-------- Selection

Dump offline model data.

You need to prepare the dump data of offline models running on GPU and NPU.

Compare dump data precision by running the following command.

msprobe compare -m offline_data -tp ./data/target_path -gp ./data/golden_path -fr ./data/fusion_rule.json

Output Description

By default, the comparison result file result_{timestamp}.csv is generated in the path where the comparison command is executed.

Comparison Result File Description

Example of result_{timestamp}.csv:

offline_data_compare_result_1

offline_data_compare_result_2

Parameter	Description
Index	ID of an operator in a network model.
OpSequence	Sequence in which an operator runs during comparison on some operators. That is, ID of the operator in the network-wide information file specified by -fr.
OpType	Operator type. It is used to obtain the operator type when -fr is specified.
NPUDump	Operator name of the My Output model.
DataType	Data type of operators on the NPU Dump side.
Address	Memory address of the dump tensor, which detects memory faults of an operator. The address can be extracted only for network-wide comparison of dump data files generated during network running on the Ascend AI Processor.
GroundTruth	Operator name of the Ground Truth model.
DataType	Data type of operators on the Ground Truth side.
TensorIndex	Input ID and output ID of the operator that generates the dump data based on the Ascend AI Processor.
Shape	Shape of the compared tensor.
OverFlow	Overflow operator. YES indicates that overflow occurs on an operator. NO indicates that no overflow occurs on the operator. NaN indicates that overflow detection is not performed. This option is displayed when -overflow_detection is set.

----------------

=== List of tasks ===
a) List every command-line option that appears in the comparison command of the offline model dump comparison guide.
b) According to the offline model dump comparison guide, what is the Address column in the result file for, and when can it be extracted?
c) Give a continuation of the offline model dump comparison guide, starting after its final line.

-------- Data

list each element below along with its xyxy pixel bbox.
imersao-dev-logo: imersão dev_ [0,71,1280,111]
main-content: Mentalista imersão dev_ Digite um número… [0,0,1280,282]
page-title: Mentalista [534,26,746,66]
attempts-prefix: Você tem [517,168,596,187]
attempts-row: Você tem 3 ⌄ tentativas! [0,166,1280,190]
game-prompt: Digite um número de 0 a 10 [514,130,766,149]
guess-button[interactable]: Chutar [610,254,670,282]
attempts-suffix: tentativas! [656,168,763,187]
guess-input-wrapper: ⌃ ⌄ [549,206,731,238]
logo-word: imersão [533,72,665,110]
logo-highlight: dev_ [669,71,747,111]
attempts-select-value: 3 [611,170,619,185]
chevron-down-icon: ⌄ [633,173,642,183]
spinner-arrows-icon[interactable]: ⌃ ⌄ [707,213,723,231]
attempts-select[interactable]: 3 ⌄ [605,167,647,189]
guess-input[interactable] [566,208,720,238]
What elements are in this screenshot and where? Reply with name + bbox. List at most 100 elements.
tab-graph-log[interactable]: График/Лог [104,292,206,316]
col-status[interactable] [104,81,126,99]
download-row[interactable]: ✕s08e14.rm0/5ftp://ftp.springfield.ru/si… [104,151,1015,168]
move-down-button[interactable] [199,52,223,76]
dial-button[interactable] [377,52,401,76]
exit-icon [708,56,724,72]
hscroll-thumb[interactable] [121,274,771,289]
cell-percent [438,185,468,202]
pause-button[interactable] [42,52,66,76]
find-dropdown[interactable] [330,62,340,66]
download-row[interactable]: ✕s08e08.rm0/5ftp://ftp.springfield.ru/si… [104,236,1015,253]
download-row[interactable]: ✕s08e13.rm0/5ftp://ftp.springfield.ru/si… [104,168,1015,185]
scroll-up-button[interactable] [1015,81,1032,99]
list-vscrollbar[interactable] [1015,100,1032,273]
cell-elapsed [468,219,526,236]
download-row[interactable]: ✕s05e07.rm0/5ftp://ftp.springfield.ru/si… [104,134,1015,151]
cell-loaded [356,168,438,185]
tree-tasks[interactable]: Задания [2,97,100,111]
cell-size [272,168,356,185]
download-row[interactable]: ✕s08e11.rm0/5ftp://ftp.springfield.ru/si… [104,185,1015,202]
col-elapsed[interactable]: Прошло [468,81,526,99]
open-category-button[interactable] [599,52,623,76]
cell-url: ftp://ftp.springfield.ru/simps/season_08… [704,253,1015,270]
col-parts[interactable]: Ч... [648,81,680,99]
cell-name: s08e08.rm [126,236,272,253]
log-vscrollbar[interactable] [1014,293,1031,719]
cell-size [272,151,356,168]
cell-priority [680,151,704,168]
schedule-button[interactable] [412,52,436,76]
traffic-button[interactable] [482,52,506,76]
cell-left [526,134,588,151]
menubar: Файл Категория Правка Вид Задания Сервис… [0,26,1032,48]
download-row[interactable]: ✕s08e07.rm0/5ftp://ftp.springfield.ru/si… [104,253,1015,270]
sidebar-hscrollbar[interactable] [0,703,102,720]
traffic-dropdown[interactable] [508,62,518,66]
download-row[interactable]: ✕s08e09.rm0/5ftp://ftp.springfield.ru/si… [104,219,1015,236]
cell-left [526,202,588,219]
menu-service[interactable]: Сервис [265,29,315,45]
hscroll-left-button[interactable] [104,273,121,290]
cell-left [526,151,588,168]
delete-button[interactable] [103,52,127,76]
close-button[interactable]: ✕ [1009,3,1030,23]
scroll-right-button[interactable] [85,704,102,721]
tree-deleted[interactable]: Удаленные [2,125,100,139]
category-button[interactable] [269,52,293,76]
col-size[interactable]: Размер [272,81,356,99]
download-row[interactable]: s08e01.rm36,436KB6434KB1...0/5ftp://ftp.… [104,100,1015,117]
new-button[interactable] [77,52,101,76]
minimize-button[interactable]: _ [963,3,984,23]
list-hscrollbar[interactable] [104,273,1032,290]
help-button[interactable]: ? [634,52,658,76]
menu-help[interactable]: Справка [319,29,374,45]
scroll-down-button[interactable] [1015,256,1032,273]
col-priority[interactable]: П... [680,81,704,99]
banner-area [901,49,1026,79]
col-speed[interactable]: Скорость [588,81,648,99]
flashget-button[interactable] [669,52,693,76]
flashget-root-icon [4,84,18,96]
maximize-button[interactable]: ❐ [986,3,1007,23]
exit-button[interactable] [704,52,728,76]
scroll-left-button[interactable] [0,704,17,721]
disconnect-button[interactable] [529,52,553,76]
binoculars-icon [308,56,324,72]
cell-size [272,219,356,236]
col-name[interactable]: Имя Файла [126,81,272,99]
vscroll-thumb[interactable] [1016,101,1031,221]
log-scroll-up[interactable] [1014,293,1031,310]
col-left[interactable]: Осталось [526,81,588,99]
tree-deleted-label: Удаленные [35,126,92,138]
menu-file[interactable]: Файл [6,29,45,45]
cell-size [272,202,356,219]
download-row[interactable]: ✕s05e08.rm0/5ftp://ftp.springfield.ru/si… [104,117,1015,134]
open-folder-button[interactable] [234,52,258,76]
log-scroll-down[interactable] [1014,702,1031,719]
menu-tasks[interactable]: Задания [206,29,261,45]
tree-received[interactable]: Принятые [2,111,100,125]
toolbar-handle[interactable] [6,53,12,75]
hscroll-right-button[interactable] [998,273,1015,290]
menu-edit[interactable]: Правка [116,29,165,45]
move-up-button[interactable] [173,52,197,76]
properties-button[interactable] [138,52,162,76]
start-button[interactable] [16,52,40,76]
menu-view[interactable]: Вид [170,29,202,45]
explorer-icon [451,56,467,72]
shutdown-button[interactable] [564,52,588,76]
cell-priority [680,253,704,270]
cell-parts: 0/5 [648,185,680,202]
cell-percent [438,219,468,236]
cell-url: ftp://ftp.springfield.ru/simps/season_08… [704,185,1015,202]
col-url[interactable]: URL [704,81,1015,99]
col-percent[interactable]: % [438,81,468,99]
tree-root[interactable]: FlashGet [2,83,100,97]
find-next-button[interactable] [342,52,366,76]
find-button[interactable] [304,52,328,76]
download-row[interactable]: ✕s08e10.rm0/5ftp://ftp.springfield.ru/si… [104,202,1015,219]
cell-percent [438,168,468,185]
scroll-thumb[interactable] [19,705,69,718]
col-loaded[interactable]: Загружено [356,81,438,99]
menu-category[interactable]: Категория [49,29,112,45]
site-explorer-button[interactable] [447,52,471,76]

----------------

=== Answers provided ===
a) -m, -tp, -gp, -fr

b) The Address column gives the memory address of the dump tensor and serves to detect memory faults of an operator. It can be extracted only for network-wide comparison of dump data files generated during network running on the Ascend AI Processor.

c)
CosineSimilarity	Result of the cosine similarity comparison. The value ranges from -1 to 1. A value closer to 1 indicates higher similarity.
MaxAbsoluteError	Result of the maximum absolute error comparison. The value ranges from 0 to infinity. A value closer to 0 indicates higher similarity.
AccumulatedRelativeError	Result of the accumulated relative error comparison. The value ranges from 0 to infinity. A value closer to 0 indicates higher similarity.
RelativeEuclideanDistance	Result of the Euclidean relative distance comparison. The value ranges from 0 to infinity. A value closer to 0 indicates higher similarity.
KullbackLeiblerDivergence	Result of the Kullback-Leibler divergence comparison. The value ranges from 0 to infinity. The smaller the Kullback-Leibler divergence, the closer the approximate distribution is to the true distribution.
StandardDeviation	Result of the standard deviation comparison. The value ranges from 0 to infinity. The smaller the standard deviation is, the smaller the dispersion is, and the closer the value is to the average value.
MeanAbsoluteError	Mean absolute error. The value ranges from 0 to infinity. If values of both MeanAbsoluteError and RootMeanSquareError are close to 0, the measured value is more approximate to the actual value. If the value of MeanAbsoluteError is close to 0, a larger value of RootMeanSquareError indicates that some values are excessively large. A larger value of MeanAbsoluteError and RootMeanSquareError value equal to or approximate to that of MeanAbsoluteError indicate that the overall deviation is more centralized. A larger value of MeanAbsoluteError and RootMeanSquareError value larger than that of MeanAbsoluteError indicate that the overall deviation exists and its distribution is scattered. Other situations do not exist because "RootMeanSquareError ≥ MeanAbsoluteError" is always true.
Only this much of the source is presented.